SET PROBLEM:
Find every line with the word "months". Copy those lines.

═══ DATASET ROWS ═══

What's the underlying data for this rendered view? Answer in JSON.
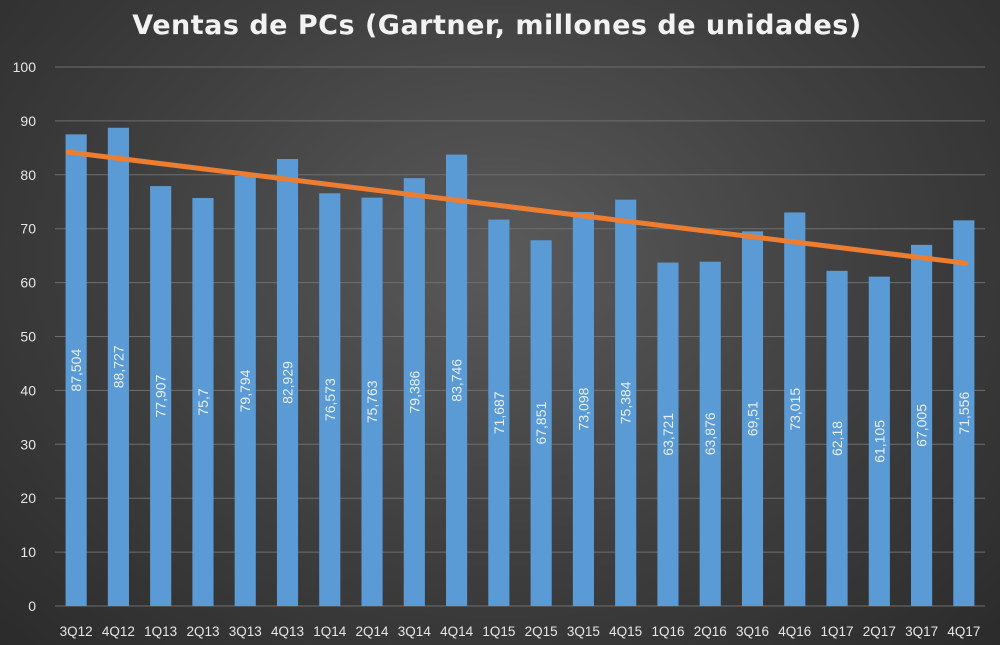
{
  "chart_data": {
    "type": "bar",
    "title": "Ventas de PCs (Gartner, millones de unidades)",
    "xlabel": "",
    "ylabel": "",
    "ylim": [
      0,
      100
    ],
    "yticks": [
      "0",
      "10",
      "20",
      "30",
      "40",
      "50",
      "60",
      "70",
      "80",
      "90",
      "100"
    ],
    "grid": true,
    "legend": "none",
    "categories": [
      "3Q12",
      "4Q12",
      "1Q13",
      "2Q13",
      "3Q13",
      "4Q13",
      "1Q14",
      "2Q14",
      "3Q14",
      "4Q14",
      "1Q15",
      "2Q15",
      "3Q15",
      "4Q15",
      "1Q16",
      "2Q16",
      "3Q16",
      "4Q16",
      "1Q17",
      "2Q17",
      "3Q17",
      "4Q17"
    ],
    "values": [
      87.504,
      88.727,
      77.907,
      75.7,
      79.794,
      82.929,
      76.573,
      75.763,
      79.386,
      83.746,
      71.687,
      67.851,
      73.098,
      75.384,
      63.721,
      63.876,
      69.51,
      73.015,
      62.18,
      61.105,
      67.005,
      71.556
    ],
    "data_labels": [
      "87,504",
      "88,727",
      "77,907",
      "75,7",
      "79,794",
      "82,929",
      "76,573",
      "75,763",
      "79,386",
      "83,746",
      "71,687",
      "67,851",
      "73,098",
      "75,384",
      "63,721",
      "63,876",
      "69,51",
      "73,015",
      "62,18",
      "61,105",
      "67,005",
      "71,556"
    ],
    "trendline": {
      "type": "linear",
      "start": 84.2,
      "end": 63.6
    },
    "colors": {
      "bar": "#5b9bd5",
      "trend": "#ed7d31",
      "grid": "#6e6e6e",
      "text": "#e6e6e6"
    }
  }
}
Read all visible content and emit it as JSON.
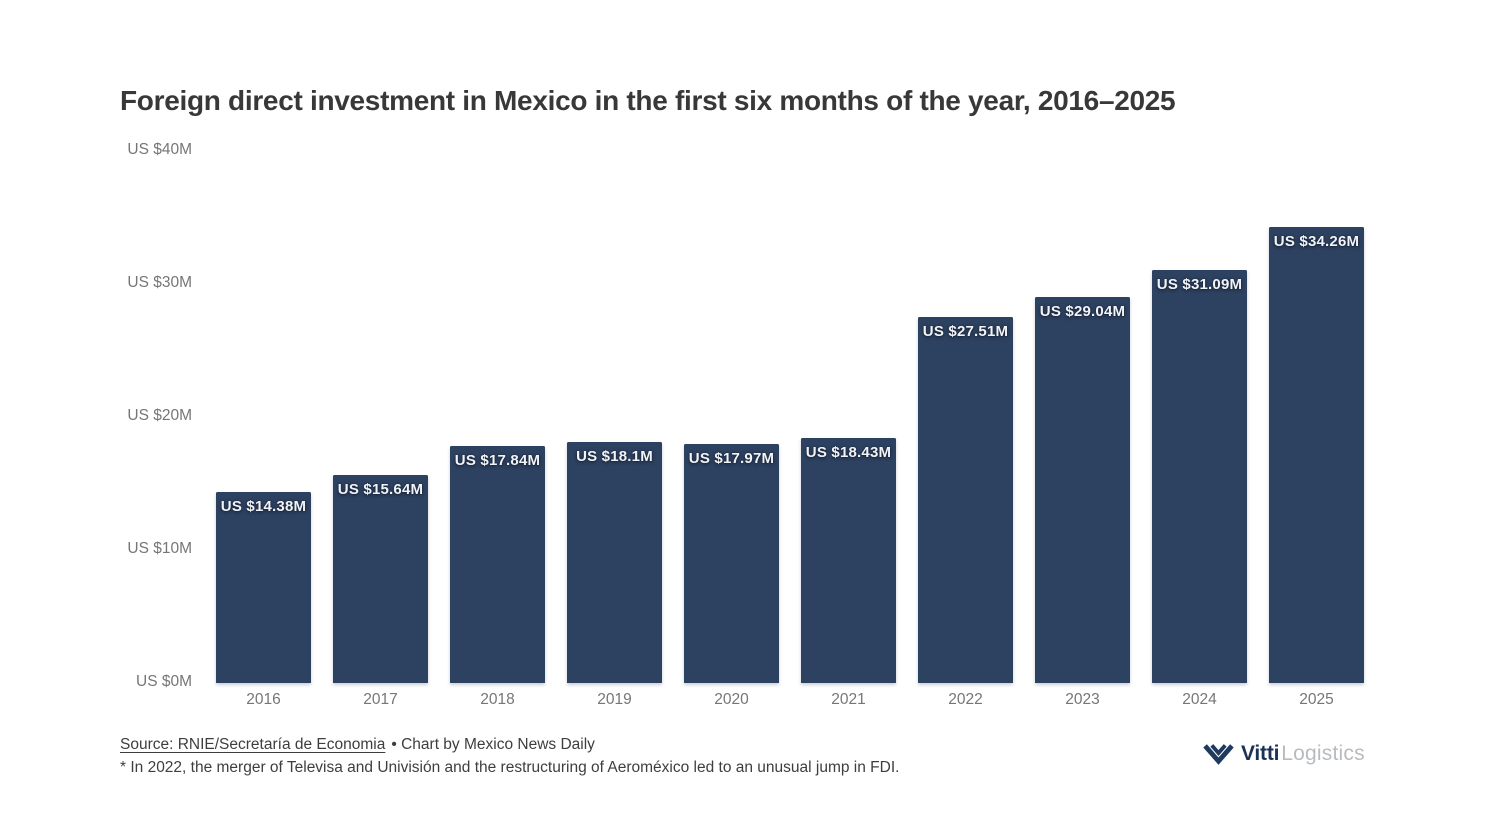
{
  "title": "Foreign direct investment in Mexico in the first six months of the year, 2016–2025",
  "chart_data": {
    "type": "bar",
    "title": "Foreign direct investment in Mexico in the first six months of the year, 2016–2025",
    "categories": [
      "2016",
      "2017",
      "2018",
      "2019",
      "2020",
      "2021",
      "2022",
      "2023",
      "2024",
      "2025"
    ],
    "values": [
      14.38,
      15.64,
      17.84,
      18.1,
      17.97,
      18.43,
      27.51,
      29.04,
      31.09,
      34.26
    ],
    "bar_labels": [
      "US $14.38M",
      "US $15.64M",
      "US $17.84M",
      "US $18.1M",
      "US $17.97M",
      "US $18.43M",
      "US $27.51M",
      "US $29.04M",
      "US $31.09M",
      "US $34.26M"
    ],
    "y_ticks": [
      {
        "label": "US $40M",
        "value": 40
      },
      {
        "label": "US $30M",
        "value": 30
      },
      {
        "label": "US $20M",
        "value": 20
      },
      {
        "label": "US $10M",
        "value": 10
      },
      {
        "label": "US $0M",
        "value": 0
      }
    ],
    "xlabel": "",
    "ylabel": "",
    "ylim": [
      0,
      40
    ],
    "grid": false,
    "legend": false,
    "bar_color": "#2d4160",
    "label_text_color": "#f2f4f7",
    "axis_text_color": "#767676"
  },
  "footer": {
    "source_link": "Source: RNIE/Secretaría de Economia",
    "source_rest": "• Chart by Mexico News Daily",
    "footnote": "* In 2022, the merger of Televisa and Univisión and the restructuring of Aeroméxico led to an unusual jump in FDI."
  },
  "logo": {
    "brand_bold": "Vitti",
    "brand_light": "Logistics",
    "icon": "double-chevron-down-icon",
    "navy": "#1e3a5f",
    "gray": "#b9bcbf"
  }
}
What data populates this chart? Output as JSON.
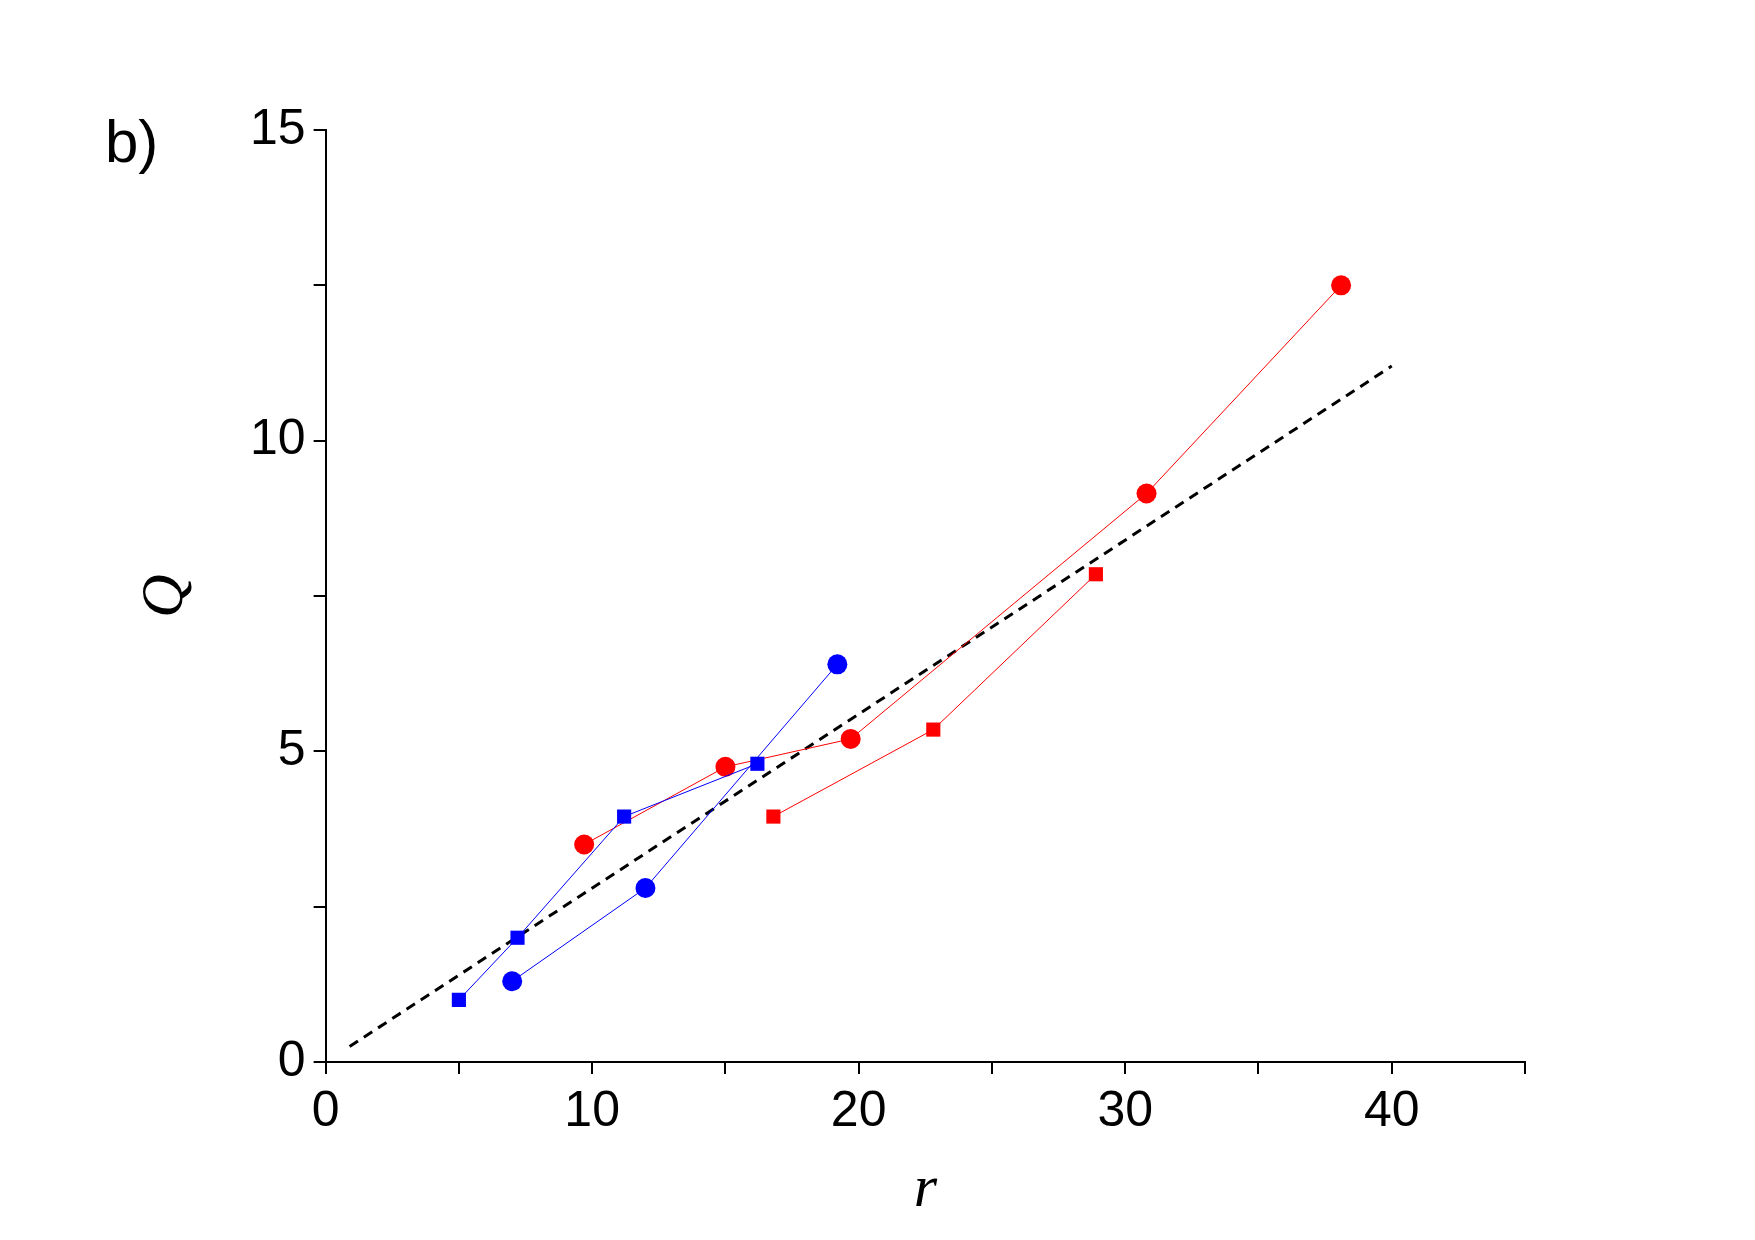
{
  "chart_data": {
    "type": "line",
    "xlabel": "r",
    "ylabel": "Q",
    "annotations": [
      "b)"
    ],
    "xlim": [
      0,
      45
    ],
    "xticks": [
      0,
      {
        "value": 5,
        "label": null
      },
      10,
      {
        "value": 15,
        "label": null
      },
      20,
      {
        "value": 25,
        "label": null
      },
      30,
      {
        "value": 35,
        "label": null
      },
      40,
      {
        "value": 45,
        "label": null
      }
    ],
    "ylim": [
      0,
      15
    ],
    "yticks": [
      0,
      {
        "value": 2.5,
        "label": null
      },
      5,
      {
        "value": 7.5,
        "label": null
      },
      10,
      {
        "value": 12.5,
        "label": null
      },
      15
    ],
    "grid": false,
    "legend": false,
    "series": [
      {
        "color": "#0000ff",
        "marker": "square",
        "x": [
          5.0,
          7.2,
          11.2,
          16.2
        ],
        "values": [
          1.0,
          2.0,
          3.95,
          4.8
        ]
      },
      {
        "color": "#0000ff",
        "marker": "circle",
        "x": [
          7.0,
          12.0,
          19.2
        ],
        "values": [
          1.3,
          2.8,
          6.4
        ]
      },
      {
        "color": "#ff0000",
        "marker": "circle",
        "x": [
          9.7,
          15.0,
          19.7,
          30.8,
          38.1
        ],
        "values": [
          3.5,
          4.75,
          5.2,
          9.15,
          12.5
        ]
      },
      {
        "color": "#ff0000",
        "marker": "square",
        "x": [
          16.8,
          22.8,
          28.9
        ],
        "values": [
          3.95,
          5.35,
          7.85
        ]
      },
      {
        "color": "#000000",
        "marker": "none",
        "line_style": "dashed",
        "x": [
          0.9,
          40
        ],
        "values": [
          0.25,
          11.2
        ]
      }
    ]
  }
}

═══

ANSWER FOR THE TASK:
  "title": "Foreign direct investment in Mexico in the first six months of the year, 2016–2025",
    "title": "Foreign direct investment in Mexico in the first six months of the year, 2016–2025",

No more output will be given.